_TASK DESCRIPTION_. For the data below, report the number of lines that contain the string "DOWEL" and nothing else.

+++ INPUT DATA

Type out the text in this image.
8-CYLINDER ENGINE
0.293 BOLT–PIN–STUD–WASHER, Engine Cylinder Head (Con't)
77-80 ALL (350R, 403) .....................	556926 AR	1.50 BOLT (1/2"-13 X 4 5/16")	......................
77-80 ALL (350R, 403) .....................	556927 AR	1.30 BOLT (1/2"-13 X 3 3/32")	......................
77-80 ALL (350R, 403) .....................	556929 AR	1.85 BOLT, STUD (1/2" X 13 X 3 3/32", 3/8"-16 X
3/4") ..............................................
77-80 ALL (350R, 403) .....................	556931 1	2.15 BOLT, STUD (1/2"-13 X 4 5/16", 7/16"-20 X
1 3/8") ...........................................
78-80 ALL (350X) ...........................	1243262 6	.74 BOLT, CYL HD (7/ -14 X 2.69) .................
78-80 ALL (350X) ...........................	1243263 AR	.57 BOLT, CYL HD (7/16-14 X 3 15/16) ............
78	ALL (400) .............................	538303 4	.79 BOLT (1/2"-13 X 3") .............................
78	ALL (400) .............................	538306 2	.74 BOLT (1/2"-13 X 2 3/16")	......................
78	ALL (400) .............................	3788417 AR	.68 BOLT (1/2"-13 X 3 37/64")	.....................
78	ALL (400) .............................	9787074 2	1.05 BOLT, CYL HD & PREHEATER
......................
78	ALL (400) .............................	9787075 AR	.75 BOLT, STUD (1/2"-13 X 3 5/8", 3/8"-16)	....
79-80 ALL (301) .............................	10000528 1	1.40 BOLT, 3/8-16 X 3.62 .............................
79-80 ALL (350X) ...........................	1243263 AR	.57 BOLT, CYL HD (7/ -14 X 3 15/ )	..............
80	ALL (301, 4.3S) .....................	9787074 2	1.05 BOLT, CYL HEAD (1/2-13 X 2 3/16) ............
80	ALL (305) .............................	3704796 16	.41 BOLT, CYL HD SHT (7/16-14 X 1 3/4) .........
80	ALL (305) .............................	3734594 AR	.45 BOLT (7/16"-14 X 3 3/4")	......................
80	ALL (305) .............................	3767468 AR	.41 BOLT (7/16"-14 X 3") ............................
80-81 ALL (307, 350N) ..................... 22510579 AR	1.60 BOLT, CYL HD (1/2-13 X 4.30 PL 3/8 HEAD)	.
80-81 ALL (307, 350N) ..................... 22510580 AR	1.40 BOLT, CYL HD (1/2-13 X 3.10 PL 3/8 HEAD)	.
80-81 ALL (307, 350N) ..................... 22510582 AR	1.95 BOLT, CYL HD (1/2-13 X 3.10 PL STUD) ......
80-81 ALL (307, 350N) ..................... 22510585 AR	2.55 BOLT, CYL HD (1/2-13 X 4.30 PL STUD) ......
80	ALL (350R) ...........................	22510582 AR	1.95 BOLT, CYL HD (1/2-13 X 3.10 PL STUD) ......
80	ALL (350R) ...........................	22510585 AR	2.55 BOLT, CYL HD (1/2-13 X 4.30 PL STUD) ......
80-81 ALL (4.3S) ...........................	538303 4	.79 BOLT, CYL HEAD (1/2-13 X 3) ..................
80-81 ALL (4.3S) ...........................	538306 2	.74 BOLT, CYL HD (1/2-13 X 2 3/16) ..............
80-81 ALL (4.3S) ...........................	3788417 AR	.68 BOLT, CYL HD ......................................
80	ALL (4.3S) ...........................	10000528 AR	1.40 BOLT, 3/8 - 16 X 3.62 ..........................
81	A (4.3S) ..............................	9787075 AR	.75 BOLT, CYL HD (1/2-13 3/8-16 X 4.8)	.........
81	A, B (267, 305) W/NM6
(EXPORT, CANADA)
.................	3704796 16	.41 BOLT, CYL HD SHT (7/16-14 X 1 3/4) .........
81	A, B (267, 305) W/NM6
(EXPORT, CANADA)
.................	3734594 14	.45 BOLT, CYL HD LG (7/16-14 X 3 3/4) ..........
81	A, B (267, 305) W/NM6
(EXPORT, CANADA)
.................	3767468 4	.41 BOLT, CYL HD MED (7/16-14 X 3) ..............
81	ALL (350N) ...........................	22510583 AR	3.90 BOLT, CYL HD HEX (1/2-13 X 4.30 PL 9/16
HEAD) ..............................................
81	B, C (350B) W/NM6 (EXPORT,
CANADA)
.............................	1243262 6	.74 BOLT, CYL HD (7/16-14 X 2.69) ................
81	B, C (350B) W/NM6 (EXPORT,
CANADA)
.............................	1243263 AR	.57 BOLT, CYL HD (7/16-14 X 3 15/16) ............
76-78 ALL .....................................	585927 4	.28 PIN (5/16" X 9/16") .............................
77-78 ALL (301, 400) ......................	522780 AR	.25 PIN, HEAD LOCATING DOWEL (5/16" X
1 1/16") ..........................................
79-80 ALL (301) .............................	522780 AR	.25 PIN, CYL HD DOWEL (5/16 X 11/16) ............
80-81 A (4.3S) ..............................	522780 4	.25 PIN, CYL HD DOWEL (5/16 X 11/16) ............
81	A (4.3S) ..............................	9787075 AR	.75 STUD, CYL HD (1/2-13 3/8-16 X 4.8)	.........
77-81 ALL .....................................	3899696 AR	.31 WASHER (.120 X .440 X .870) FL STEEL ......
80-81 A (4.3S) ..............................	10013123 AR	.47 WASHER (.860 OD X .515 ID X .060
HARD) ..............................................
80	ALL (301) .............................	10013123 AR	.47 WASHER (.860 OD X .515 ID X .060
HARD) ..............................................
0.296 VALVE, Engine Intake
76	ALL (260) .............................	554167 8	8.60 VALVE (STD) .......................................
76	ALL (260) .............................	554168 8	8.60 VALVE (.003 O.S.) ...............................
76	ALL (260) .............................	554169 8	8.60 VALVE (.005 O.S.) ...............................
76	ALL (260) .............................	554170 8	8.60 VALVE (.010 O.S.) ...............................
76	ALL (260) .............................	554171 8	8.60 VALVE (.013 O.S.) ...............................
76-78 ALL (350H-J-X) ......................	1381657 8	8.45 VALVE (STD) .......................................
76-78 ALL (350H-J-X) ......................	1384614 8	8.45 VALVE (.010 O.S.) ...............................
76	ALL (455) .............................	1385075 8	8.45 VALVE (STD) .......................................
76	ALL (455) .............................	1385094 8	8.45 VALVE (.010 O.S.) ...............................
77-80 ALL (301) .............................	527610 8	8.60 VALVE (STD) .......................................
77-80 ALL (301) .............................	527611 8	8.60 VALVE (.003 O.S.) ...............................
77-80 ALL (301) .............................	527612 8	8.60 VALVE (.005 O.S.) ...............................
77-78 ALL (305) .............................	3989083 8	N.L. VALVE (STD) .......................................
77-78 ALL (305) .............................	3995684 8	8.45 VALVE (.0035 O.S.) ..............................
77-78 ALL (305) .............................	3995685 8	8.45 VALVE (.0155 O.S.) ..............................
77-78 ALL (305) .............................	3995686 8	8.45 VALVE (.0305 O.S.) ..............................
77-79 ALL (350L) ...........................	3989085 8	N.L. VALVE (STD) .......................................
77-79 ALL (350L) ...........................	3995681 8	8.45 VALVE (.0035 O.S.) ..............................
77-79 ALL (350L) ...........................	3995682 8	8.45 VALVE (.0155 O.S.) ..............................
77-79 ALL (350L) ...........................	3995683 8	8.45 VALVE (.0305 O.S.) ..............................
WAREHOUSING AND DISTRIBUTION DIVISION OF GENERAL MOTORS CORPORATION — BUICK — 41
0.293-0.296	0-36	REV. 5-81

++++++

_CORRECT RESULT_. 3